BEGIN Supplied data
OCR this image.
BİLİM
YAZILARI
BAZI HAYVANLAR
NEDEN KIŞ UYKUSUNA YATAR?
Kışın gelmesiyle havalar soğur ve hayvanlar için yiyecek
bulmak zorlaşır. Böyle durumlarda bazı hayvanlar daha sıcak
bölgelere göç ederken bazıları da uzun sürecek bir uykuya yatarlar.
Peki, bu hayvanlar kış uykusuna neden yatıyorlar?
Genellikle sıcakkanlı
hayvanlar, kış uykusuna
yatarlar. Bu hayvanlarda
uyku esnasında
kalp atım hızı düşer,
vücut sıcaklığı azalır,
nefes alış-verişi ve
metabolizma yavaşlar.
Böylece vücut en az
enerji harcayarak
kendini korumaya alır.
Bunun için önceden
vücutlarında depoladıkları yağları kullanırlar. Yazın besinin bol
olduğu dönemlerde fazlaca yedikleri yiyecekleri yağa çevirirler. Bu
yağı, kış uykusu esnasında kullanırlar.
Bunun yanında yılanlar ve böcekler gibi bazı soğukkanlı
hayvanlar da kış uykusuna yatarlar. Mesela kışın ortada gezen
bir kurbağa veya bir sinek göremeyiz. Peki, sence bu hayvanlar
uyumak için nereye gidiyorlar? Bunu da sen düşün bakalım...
END Supplied data
> _Short problem_
All of the entries should be written out again exactly.

> _Answer below_
OCR this image.
BİLİM
YAZILARI
BAZI HAYVANLAR
NEDEN KIŞ UYKUSUNA YATAR?
Kışın gelmesiyle havalar soğur ve hayvanlar için yiyecek
bulmak zorlaşır. Böyle durumlarda bazı hayvanlar daha sıcak
bölgelere göç ederken bazıları da uzun sürecek bir uykuya yatarlar.
Peki, bu hayvanlar kış uykusuna neden yatıyorlar?
Genellikle sıcakkanlı
hayvanlar, kış uykusuna
yatarlar. Bu hayvanlarda
uyku esnasında
kalp atım hızı düşer,
vücut sıcaklığı azalır,
nefes alış-verişi ve
metabolizma yavaşlar.
Böylece vücut en az
enerji harcayarak
kendini korumaya alır.
Bunun için önceden
vücutlarında depoladıkları yağları kullanırlar. Yazın besinin bol
olduğu dönemlerde fazlaca yedikleri yiyecekleri yağa çevirirler. Bu
yağı, kış uykusu esnasında kullanırlar.
Bunun yanında yılanlar ve böcekler gibi bazı soğukkanlı
hayvanlar da kış uykusuna yatarlar. Mesela kışın ortada gezen
bir kurbağa veya bir sinek göremeyiz. Peki, sence bu hayvanlar
uyumak için nereye gidiyorlar? Bunu da sen düşün bakalım...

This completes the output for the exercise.